ESTRATTO DEL TESTO
Quando prese il Prato nel 1979 Andrea Toccafondi aveva 32 anni. Lo fece, come disse lui “d’imbracciata”, con l’entusiasmo e l’incoscienza di un giovane imprenditore di successo a capo di un’azienda di autotrasporti, appassionato di calcio. Era già una rarità nella città del tessile. E infatti ai big del tessile erano legate le ultime glorie del Prato, le stagioni in B negli anni Sessanta, seguite da un periodo di crisi tra gestioni commissariali e la caduta in Quarta serie (la D). Nel 1976 era arrivato un fiorentino, Alfredo Senatori, a risollevare il Prato riportando entusiasmo (12.000 spettatori al Lungobisenzio in D) e un fiorire di Prato club in tutto il territorio. Ma la spinta dei Senatori si era esaurita e allora si era fatto avanti il “biondino” come lo chiamavano gli altri industriali.

DATI GREZZI
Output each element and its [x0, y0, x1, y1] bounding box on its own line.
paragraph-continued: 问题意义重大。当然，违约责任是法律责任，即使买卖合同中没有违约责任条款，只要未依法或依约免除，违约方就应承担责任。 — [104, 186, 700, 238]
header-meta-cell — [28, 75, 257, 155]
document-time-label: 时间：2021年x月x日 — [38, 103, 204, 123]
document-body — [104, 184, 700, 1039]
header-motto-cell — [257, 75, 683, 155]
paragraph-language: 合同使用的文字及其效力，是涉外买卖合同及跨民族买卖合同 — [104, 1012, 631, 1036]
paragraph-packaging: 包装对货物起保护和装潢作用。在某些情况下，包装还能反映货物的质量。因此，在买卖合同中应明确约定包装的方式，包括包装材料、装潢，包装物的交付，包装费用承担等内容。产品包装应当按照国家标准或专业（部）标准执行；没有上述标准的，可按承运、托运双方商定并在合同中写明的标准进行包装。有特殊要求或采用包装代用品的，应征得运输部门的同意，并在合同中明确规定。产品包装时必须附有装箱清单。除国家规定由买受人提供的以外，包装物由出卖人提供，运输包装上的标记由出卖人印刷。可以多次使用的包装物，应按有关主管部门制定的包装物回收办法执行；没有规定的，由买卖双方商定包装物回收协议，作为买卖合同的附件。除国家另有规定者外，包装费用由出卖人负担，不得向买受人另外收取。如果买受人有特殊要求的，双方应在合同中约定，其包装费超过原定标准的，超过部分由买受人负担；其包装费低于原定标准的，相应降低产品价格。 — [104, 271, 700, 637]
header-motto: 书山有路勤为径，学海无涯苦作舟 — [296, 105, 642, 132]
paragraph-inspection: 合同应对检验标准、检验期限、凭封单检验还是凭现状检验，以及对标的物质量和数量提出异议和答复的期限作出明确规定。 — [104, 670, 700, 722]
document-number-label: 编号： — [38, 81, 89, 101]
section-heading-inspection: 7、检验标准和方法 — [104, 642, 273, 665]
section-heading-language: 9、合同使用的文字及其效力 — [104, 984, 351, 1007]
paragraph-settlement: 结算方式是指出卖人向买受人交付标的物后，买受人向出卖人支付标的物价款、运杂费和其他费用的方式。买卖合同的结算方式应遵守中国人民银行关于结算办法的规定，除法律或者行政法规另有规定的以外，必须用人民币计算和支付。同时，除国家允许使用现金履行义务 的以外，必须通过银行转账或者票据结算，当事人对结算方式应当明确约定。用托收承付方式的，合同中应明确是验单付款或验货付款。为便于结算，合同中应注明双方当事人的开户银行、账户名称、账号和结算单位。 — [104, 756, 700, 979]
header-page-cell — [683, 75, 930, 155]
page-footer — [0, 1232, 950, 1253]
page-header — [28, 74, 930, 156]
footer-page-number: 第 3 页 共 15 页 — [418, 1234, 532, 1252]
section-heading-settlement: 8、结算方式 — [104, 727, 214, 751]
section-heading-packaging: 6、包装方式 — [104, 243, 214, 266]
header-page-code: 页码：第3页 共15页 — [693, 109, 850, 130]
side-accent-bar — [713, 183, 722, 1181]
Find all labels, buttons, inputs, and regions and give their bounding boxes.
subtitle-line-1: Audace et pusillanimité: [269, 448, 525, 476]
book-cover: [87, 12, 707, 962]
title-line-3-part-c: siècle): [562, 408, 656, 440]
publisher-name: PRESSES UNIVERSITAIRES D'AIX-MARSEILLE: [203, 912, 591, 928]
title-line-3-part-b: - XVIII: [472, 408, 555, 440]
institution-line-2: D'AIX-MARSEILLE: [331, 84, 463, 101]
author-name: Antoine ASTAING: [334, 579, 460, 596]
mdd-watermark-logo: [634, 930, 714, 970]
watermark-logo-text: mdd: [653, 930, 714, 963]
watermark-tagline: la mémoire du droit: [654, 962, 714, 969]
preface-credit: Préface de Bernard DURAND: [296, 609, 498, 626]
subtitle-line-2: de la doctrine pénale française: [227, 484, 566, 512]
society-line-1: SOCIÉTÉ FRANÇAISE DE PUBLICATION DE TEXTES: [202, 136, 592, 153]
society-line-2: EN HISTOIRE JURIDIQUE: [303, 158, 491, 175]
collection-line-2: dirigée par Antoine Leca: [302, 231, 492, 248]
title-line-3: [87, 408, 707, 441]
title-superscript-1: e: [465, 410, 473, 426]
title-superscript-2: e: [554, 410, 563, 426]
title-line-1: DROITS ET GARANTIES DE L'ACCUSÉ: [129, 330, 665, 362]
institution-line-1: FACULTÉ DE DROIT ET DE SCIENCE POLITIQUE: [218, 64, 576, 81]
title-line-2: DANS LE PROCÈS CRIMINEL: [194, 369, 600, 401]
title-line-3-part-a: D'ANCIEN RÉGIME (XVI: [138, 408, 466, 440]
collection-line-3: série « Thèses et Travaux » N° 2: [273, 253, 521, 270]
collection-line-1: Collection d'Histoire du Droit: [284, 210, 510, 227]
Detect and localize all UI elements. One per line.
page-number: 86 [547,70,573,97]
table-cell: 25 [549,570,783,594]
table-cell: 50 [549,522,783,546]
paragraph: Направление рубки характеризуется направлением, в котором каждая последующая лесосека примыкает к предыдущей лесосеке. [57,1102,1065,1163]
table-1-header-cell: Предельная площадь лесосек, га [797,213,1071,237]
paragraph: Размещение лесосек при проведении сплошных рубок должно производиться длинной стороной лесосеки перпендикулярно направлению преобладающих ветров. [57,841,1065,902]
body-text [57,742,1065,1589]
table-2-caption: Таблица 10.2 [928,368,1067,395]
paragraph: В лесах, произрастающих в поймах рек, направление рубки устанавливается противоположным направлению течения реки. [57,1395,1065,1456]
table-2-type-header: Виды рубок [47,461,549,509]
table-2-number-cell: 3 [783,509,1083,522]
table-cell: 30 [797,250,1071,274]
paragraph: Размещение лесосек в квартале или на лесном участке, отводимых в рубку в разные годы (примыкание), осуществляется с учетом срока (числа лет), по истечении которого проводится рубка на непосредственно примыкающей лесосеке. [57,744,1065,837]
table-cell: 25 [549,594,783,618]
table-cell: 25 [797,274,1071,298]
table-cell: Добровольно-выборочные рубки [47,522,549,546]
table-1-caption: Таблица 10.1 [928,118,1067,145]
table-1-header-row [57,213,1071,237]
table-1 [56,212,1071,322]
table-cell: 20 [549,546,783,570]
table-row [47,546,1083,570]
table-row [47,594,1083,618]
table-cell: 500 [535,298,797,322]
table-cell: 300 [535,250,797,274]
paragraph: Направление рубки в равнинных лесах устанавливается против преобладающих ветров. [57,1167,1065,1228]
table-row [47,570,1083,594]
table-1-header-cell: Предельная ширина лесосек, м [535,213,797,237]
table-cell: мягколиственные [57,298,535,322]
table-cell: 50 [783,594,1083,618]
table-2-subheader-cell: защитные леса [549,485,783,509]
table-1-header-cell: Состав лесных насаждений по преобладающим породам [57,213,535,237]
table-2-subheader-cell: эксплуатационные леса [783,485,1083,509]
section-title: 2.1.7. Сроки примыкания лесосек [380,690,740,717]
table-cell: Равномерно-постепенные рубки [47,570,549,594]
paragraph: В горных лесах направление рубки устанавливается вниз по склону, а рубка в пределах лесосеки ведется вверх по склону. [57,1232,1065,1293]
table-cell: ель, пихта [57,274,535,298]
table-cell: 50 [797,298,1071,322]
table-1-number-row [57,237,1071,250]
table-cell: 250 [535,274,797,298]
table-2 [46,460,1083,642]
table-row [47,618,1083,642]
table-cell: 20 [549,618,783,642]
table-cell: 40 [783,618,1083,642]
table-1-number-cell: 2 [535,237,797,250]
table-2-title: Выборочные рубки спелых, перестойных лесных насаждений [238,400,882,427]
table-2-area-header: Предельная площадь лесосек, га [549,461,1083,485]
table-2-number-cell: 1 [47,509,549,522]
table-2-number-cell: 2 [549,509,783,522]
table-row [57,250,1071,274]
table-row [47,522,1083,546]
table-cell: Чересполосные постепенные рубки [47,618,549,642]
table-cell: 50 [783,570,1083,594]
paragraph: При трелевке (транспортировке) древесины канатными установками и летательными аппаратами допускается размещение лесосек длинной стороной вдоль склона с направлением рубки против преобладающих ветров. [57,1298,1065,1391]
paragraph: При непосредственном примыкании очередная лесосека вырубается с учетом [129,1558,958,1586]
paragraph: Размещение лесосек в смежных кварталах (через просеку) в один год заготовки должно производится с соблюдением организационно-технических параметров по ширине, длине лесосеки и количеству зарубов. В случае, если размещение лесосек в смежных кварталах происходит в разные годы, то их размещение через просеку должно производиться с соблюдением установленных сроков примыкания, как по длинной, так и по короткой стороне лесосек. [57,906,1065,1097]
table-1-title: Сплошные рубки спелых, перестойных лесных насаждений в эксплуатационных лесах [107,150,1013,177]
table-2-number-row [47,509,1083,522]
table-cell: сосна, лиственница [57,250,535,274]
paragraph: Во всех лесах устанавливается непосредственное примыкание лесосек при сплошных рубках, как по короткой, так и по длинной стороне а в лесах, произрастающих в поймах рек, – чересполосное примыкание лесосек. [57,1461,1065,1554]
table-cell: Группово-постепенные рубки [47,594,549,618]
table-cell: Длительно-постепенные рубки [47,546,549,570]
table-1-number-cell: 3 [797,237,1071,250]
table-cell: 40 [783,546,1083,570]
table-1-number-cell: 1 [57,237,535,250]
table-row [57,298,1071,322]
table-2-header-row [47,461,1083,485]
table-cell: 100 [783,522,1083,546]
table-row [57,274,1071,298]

ELENCO DEI COMPITI
1 > Elenca, nell'ordine in cui compaiono, tutti i numeri scritti in cifre nel brano sul Prato.
2 > Riporta tali e quali tutte le righe dei record, dall'inizio dei record giù fino alla riga che contiene "section-heading-language: 9、合同使用的文字及其效力 —", inclusa.

SOLUZIONI PER COMPITO
1 > 1979, 32, 1976, 12.000

2 >
Output each element and its [x0, y0, x1, y1] bounding box on its own line.
paragraph-continued: 问题意义重大。当然，违约责任是法律责任，即使买卖合同中没有违约责任条款，只要未依法或依约免除，违约方就应承担责任。 — [104, 186, 700, 238]
header-meta-cell — [28, 75, 257, 155]
document-time-label: 时间：2021年x月x日 — [38, 103, 204, 123]
document-body — [104, 184, 700, 1039]
header-motto-cell — [257, 75, 683, 155]
paragraph-language: 合同使用的文字及其效力，是涉外买卖合同及跨民族买卖合同 — [104, 1012, 631, 1036]
paragraph-packaging: 包装对货物起保护和装潢作用。在某些情况下，包装还能反映货物的质量。因此，在买卖合同中应明确约定包装的方式，包括包装材料、装潢，包装物的交付，包装费用承担等内容。产品包装应当按照国家标准或专业（部）标准执行；没有上述标准的，可按承运、托运双方商定并在合同中写明的标准进行包装。有特殊要求或采用包装代用品的，应征得运输部门的同意，并在合同中明确规定。产品包装时必须附有装箱清单。除国家规定由买受人提供的以外，包装物由出卖人提供，运输包装上的标记由出卖人印刷。可以多次使用的包装物，应按有关主管部门制定的包装物回收办法执行；没有规定的，由买卖双方商定包装物回收协议，作为买卖合同的附件。除国家另有规定者外，包装费用由出卖人负担，不得向买受人另外收取。如果买受人有特殊要求的，双方应在合同中约定，其包装费超过原定标准的，超过部分由买受人负担；其包装费低于原定标准的，相应降低产品价格。 — [104, 271, 700, 637]
header-motto: 书山有路勤为径，学海无涯苦作舟 — [296, 105, 642, 132]
paragraph-inspection: 合同应对检验标准、检验期限、凭封单检验还是凭现状检验，以及对标的物质量和数量提出异议和答复的期限作出明确规定。 — [104, 670, 700, 722]
document-number-label: 编号： — [38, 81, 89, 101]
section-heading-inspection: 7、检验标准和方法 — [104, 642, 273, 665]
section-heading-language: 9、合同使用的文字及其效力 — [104, 984, 351, 1007]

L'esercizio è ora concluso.